Dataset entries:
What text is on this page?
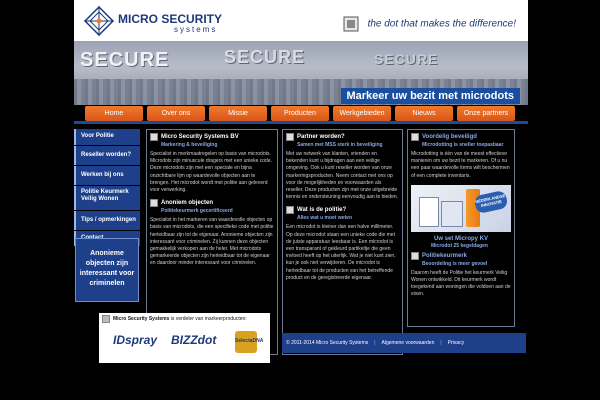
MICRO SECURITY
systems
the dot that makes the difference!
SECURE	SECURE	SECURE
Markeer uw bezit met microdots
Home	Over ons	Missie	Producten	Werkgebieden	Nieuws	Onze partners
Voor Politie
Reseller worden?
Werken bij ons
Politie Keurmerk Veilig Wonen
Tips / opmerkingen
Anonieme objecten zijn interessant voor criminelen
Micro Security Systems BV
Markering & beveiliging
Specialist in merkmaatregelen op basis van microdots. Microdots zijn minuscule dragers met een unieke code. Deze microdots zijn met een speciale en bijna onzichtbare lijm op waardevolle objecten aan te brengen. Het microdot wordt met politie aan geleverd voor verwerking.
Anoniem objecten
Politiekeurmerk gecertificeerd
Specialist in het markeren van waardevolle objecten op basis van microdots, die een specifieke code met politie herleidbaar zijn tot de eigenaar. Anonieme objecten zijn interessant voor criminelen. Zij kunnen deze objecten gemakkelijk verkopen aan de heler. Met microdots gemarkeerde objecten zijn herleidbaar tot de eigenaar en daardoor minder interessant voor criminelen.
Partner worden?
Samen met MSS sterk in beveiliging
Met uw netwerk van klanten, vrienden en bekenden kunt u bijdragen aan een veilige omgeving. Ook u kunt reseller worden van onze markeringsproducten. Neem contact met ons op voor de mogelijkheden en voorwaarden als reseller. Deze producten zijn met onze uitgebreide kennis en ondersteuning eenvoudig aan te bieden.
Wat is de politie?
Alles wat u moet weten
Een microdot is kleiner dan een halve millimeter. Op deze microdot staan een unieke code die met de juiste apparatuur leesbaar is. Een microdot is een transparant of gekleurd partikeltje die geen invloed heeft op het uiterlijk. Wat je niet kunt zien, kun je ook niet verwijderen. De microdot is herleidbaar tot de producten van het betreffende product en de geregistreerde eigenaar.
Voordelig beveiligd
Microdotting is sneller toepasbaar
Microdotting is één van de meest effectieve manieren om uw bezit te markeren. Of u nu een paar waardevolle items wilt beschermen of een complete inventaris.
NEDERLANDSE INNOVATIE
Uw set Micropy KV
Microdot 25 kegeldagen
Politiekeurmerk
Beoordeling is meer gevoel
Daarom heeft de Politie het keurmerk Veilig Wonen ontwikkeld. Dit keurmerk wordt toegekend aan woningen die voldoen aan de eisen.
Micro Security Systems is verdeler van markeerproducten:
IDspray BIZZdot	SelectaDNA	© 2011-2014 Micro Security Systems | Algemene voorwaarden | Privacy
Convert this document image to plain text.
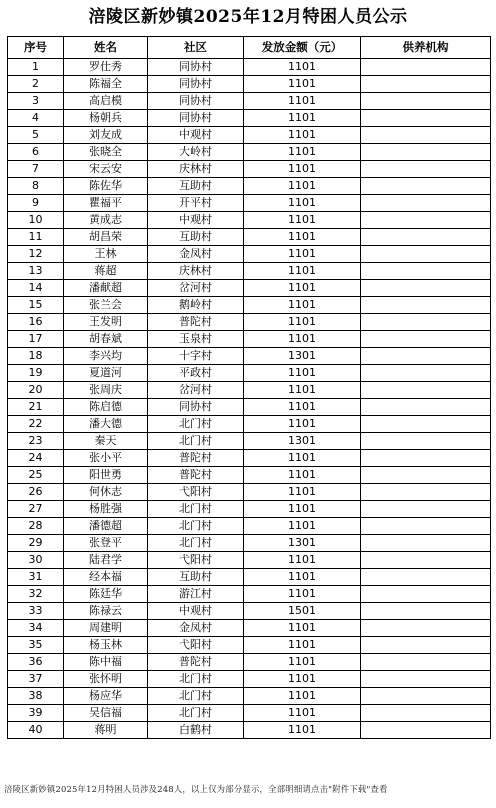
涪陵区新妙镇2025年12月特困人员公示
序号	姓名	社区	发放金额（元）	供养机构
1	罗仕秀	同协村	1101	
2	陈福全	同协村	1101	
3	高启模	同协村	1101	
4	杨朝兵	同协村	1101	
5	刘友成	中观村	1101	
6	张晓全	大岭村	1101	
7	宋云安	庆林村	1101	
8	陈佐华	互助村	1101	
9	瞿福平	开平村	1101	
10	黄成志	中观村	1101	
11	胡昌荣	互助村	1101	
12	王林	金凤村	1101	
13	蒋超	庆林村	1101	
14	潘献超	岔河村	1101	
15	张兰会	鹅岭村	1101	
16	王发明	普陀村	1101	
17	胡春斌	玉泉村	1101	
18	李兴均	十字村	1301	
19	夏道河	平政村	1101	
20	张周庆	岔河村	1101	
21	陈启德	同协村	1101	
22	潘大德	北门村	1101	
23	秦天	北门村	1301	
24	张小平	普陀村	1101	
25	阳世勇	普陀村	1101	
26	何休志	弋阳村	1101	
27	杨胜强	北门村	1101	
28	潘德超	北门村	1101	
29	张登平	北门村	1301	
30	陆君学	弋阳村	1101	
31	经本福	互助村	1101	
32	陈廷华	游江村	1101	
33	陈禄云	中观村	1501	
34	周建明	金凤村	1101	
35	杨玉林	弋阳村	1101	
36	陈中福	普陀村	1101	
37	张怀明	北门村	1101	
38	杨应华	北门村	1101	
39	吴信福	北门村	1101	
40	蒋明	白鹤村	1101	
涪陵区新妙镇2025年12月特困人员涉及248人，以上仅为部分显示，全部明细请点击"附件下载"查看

Exercise instructions: Gather all lines with the string "heeft" from the data.

Result of the exercise:
Een microdot is kleiner dan een halve millimeter. Op deze microdot staan een unieke code die met de juiste apparatuur leesbaar is. Een microdot is een transparant of gekleurd partikeltje die geen invloed heeft op het uiterlijk. Wat je niet kunt zien, kun je ook niet verwijderen. De microdot is herleidbaar tot de producten van het betreffende product en de geregistreerde eigenaar.
Daarom heeft de Politie het keurmerk Veilig Wonen ontwikkeld. Dit keurmerk wordt toegekend aan woningen die voldoen aan de eisen.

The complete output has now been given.